_Dataset items_
════════════════

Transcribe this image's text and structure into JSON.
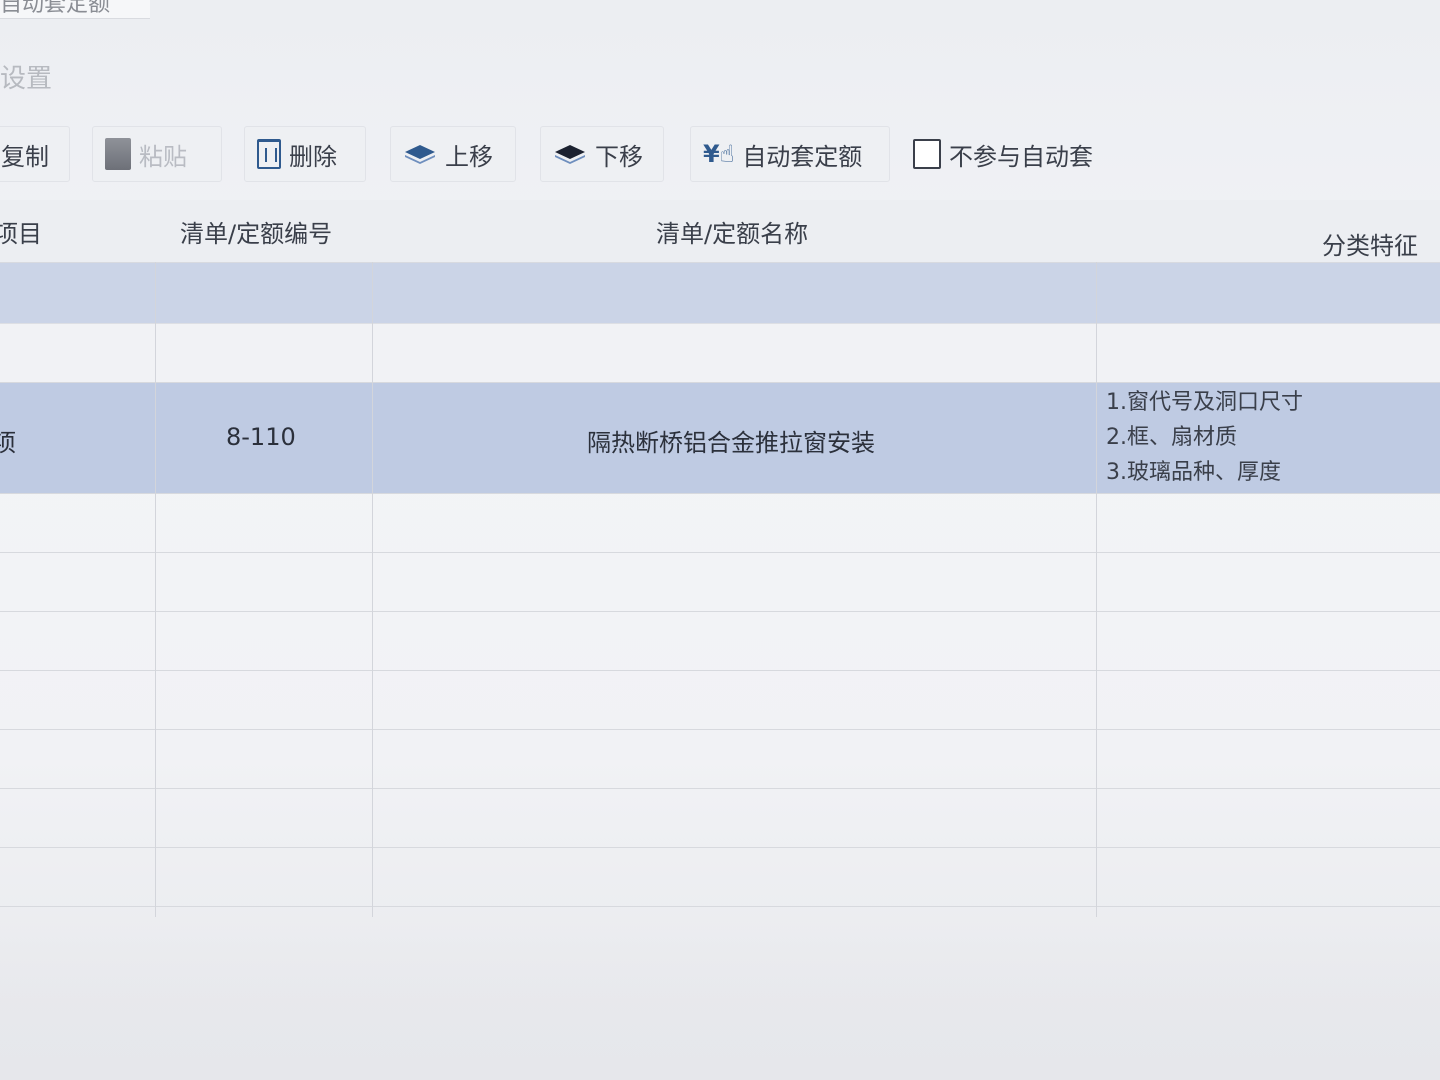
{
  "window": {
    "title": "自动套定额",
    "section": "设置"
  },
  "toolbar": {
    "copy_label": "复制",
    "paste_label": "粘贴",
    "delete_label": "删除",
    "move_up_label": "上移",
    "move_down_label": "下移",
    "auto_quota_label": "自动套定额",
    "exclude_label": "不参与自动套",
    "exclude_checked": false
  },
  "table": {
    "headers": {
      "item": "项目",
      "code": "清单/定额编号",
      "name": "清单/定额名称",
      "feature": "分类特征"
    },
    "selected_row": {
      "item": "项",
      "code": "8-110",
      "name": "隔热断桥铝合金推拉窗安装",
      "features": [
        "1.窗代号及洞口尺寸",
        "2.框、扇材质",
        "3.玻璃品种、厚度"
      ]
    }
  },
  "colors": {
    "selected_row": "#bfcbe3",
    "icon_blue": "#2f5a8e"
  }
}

════════════════

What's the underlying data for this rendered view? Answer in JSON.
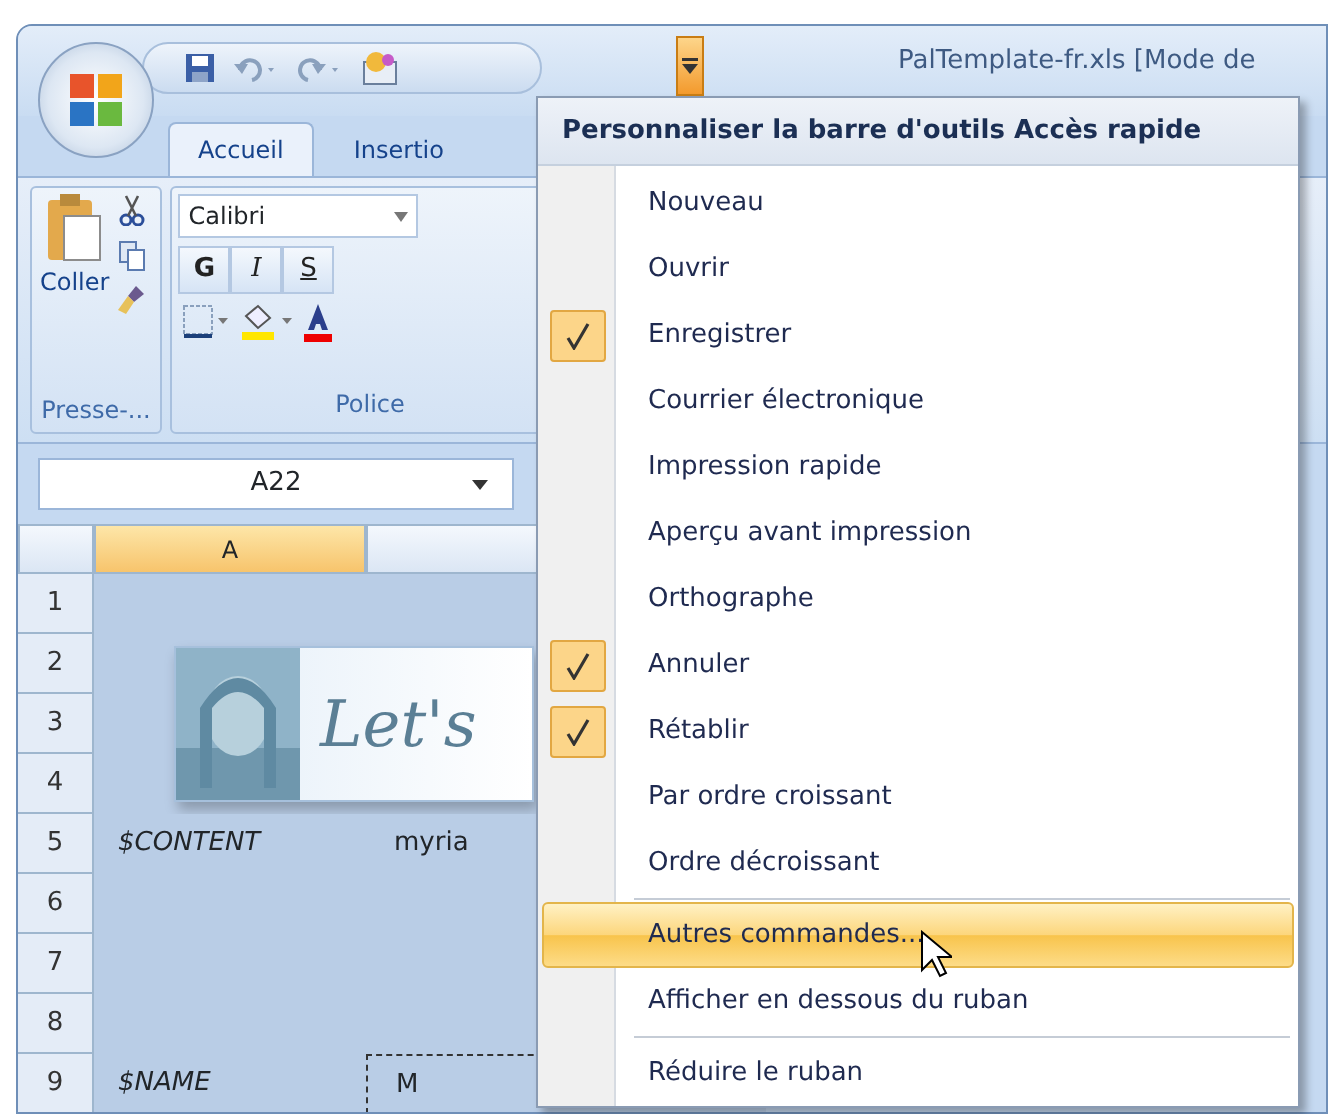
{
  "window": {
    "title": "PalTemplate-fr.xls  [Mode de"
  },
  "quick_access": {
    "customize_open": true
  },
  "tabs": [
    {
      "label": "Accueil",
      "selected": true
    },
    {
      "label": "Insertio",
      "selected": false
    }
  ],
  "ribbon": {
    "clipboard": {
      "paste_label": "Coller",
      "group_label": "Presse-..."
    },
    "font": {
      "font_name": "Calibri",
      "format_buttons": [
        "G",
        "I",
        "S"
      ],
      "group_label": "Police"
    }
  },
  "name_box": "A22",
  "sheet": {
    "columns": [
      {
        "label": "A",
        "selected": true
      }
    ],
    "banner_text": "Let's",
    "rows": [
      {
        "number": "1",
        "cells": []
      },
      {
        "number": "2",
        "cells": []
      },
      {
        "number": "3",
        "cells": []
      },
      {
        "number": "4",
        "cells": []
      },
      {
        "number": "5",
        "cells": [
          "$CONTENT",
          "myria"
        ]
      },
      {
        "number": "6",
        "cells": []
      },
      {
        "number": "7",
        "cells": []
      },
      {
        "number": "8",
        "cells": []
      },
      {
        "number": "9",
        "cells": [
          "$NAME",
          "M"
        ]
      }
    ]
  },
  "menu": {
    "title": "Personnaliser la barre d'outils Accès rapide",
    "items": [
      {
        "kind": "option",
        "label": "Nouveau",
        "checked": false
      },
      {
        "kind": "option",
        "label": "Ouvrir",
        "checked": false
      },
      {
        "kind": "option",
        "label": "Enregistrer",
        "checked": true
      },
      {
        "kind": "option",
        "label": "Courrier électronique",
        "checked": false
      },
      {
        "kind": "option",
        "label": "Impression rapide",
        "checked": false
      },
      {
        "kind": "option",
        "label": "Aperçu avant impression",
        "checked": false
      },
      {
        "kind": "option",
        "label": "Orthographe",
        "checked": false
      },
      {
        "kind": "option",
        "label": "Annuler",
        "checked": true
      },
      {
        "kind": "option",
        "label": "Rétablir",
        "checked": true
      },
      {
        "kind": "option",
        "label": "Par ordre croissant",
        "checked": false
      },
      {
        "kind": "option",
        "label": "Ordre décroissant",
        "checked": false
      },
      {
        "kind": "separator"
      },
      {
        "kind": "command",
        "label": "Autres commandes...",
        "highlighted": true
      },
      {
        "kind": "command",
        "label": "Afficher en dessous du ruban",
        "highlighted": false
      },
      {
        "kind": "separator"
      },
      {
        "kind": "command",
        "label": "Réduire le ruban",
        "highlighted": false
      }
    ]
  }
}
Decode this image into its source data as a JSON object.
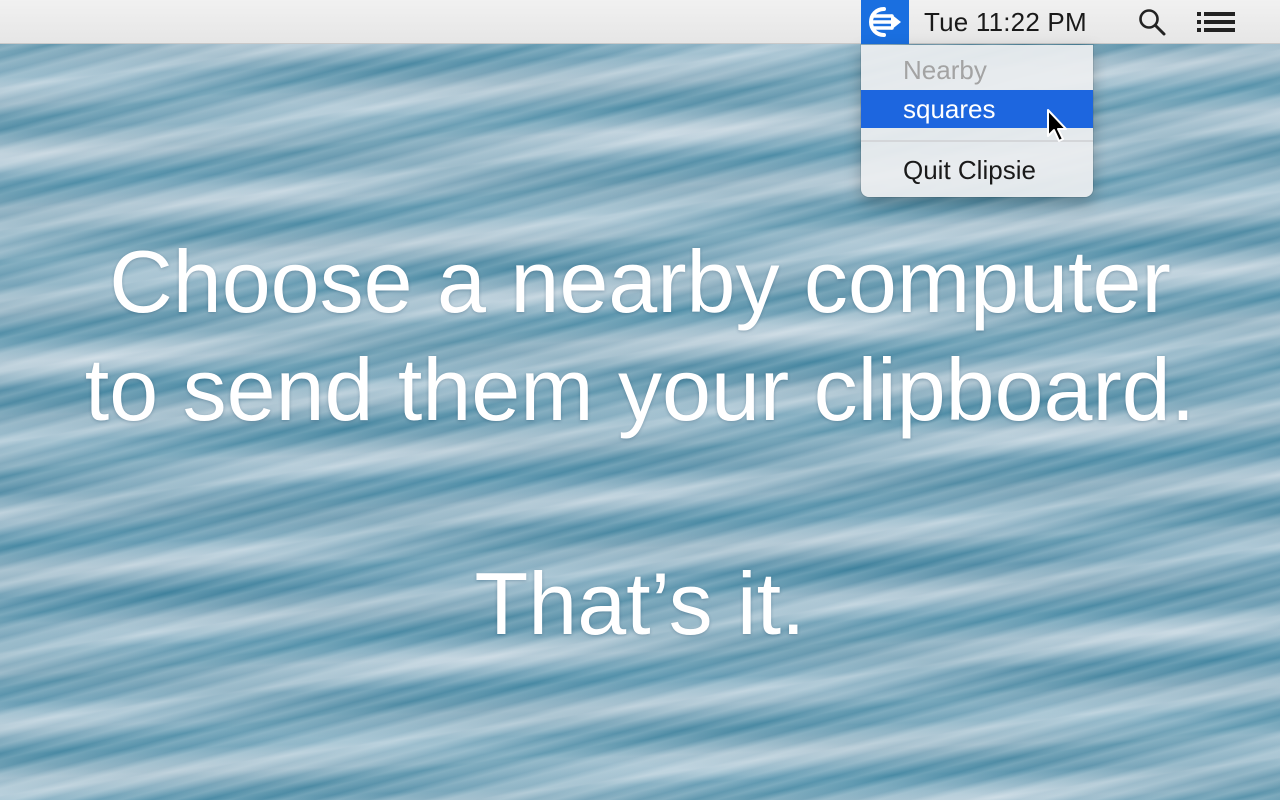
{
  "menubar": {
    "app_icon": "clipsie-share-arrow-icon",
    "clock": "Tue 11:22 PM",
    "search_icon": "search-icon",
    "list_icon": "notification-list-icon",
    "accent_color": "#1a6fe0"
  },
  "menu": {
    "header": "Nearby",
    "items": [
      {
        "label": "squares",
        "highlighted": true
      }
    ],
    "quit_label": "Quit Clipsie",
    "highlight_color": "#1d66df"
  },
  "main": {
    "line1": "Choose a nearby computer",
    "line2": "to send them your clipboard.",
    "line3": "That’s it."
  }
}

════════════════

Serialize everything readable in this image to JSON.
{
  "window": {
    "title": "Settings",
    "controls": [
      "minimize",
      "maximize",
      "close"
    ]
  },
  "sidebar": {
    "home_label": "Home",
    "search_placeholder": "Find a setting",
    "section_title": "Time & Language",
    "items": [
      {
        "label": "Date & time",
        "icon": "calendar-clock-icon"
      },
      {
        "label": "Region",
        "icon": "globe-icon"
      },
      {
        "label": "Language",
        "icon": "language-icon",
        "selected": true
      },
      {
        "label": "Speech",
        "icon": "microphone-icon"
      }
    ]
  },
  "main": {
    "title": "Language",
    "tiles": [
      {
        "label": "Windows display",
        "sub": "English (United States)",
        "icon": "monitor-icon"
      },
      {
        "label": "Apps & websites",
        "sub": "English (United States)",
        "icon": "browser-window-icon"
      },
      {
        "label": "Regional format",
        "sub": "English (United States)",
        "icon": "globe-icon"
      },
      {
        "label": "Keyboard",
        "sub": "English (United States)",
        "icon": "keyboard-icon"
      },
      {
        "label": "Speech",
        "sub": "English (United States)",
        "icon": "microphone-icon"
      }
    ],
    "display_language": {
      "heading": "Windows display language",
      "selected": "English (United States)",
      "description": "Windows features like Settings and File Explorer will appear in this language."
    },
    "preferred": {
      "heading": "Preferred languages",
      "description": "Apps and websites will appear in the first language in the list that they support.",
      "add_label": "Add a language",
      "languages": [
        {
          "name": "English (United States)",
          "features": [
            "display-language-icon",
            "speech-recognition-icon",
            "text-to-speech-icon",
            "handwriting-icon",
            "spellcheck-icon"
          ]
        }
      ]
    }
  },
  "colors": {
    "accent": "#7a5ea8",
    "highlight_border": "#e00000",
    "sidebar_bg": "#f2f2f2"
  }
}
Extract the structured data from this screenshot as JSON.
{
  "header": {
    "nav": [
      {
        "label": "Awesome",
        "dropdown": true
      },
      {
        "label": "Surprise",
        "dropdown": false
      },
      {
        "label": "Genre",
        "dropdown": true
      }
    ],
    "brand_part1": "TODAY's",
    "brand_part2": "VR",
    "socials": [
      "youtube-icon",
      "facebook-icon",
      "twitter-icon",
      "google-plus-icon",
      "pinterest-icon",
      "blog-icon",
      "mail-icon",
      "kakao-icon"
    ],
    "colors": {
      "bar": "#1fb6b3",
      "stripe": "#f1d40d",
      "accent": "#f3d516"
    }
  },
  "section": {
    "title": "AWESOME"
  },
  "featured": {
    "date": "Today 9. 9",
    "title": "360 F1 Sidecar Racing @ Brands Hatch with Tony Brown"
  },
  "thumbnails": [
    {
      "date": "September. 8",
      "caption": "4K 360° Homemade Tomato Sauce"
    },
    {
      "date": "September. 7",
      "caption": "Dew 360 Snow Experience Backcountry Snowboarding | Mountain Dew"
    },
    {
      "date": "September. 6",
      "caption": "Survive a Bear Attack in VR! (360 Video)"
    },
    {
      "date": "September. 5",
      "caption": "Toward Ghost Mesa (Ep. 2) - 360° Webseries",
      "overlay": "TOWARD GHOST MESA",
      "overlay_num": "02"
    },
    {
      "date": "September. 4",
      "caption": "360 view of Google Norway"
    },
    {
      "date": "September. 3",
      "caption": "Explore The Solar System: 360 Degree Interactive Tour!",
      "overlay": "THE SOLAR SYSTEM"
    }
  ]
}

════════════════

_PROMPT_
Select and copy every line from the records that includes the word "number".

_SOLUTION TO THE EXERCISE_
        "number": "1",
        "number": "2",
        "number": "3",
        "number": "4",
        "number": "5",
        "number": "6",
        "number": "7",
        "number": "8",
        "number": "9",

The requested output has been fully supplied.